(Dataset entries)
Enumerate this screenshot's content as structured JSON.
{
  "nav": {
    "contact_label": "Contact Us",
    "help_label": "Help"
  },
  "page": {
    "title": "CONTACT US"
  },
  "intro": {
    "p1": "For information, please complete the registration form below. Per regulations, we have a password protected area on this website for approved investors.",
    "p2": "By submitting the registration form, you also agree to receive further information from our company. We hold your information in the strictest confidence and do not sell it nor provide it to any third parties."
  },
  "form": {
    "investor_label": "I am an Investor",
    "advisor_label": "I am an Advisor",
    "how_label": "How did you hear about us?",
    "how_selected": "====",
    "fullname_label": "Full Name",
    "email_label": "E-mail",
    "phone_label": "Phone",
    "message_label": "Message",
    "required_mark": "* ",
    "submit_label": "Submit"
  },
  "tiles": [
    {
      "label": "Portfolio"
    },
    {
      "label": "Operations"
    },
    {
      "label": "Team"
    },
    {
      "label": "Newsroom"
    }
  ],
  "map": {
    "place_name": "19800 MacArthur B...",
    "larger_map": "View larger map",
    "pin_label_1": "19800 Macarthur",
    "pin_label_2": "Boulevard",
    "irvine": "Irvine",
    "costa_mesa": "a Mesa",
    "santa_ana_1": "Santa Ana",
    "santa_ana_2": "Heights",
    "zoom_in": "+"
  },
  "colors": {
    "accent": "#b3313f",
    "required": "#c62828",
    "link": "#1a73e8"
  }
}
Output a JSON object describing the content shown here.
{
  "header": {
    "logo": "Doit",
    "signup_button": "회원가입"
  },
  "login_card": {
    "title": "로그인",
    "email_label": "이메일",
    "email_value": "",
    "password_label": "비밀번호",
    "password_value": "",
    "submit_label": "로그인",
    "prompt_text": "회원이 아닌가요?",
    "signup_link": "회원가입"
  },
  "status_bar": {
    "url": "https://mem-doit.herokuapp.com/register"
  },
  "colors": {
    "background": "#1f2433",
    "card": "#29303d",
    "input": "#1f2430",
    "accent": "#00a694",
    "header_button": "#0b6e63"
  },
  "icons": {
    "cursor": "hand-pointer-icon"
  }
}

**Required work:**
Without leaving anything out, quote all the data.

**Output:**
Enumerate this screenshot's content as structured JSON.
{
  "nav": {
    "contact_label": "Contact Us",
    "help_label": "Help"
  },
  "page": {
    "title": "CONTACT US"
  },
  "intro": {
    "p1": "For information, please complete the registration form below. Per regulations, we have a password protected area on this website for approved investors.",
    "p2": "By submitting the registration form, you also agree to receive further information from our company. We hold your information in the strictest confidence and do not sell it nor provide it to any third parties."
  },
  "form": {
    "investor_label": "I am an Investor",
    "advisor_label": "I am an Advisor",
    "how_label": "How did you hear about us?",
    "how_selected": "====",
    "fullname_label": "Full Name",
    "email_label": "E-mail",
    "phone_label": "Phone",
    "message_label": "Message",
    "required_mark": "* ",
    "submit_label": "Submit"
  },
  "tiles": [
    {
      "label": "Portfolio"
    },
    {
      "label": "Operations"
    },
    {
      "label": "Team"
    },
    {
      "label": "Newsroom"
    }
  ],
  "map": {
    "place_name": "19800 MacArthur B...",
    "larger_map": "View larger map",
    "pin_label_1": "19800 Macarthur",
    "pin_label_2": "Boulevard",
    "irvine": "Irvine",
    "costa_mesa": "a Mesa",
    "santa_ana_1": "Santa Ana",
    "santa_ana_2": "Heights",
    "zoom_in": "+"
  },
  "colors": {
    "accent": "#b3313f",
    "required": "#c62828",
    "link": "#1a73e8"
  }
}
Output a JSON object describing the content shown here.
{
  "header": {
    "logo": "Doit",
    "signup_button": "회원가입"
  },
  "login_card": {
    "title": "로그인",
    "email_label": "이메일",
    "email_value": "",
    "password_label": "비밀번호",
    "password_value": "",
    "submit_label": "로그인",
    "prompt_text": "회원이 아닌가요?",
    "signup_link": "회원가입"
  },
  "status_bar": {
    "url": "https://mem-doit.herokuapp.com/register"
  },
  "colors": {
    "background": "#1f2433",
    "card": "#29303d",
    "input": "#1f2430",
    "accent": "#00a694",
    "header_button": "#0b6e63"
  },
  "icons": {
    "cursor": "hand-pointer-icon"
  }
}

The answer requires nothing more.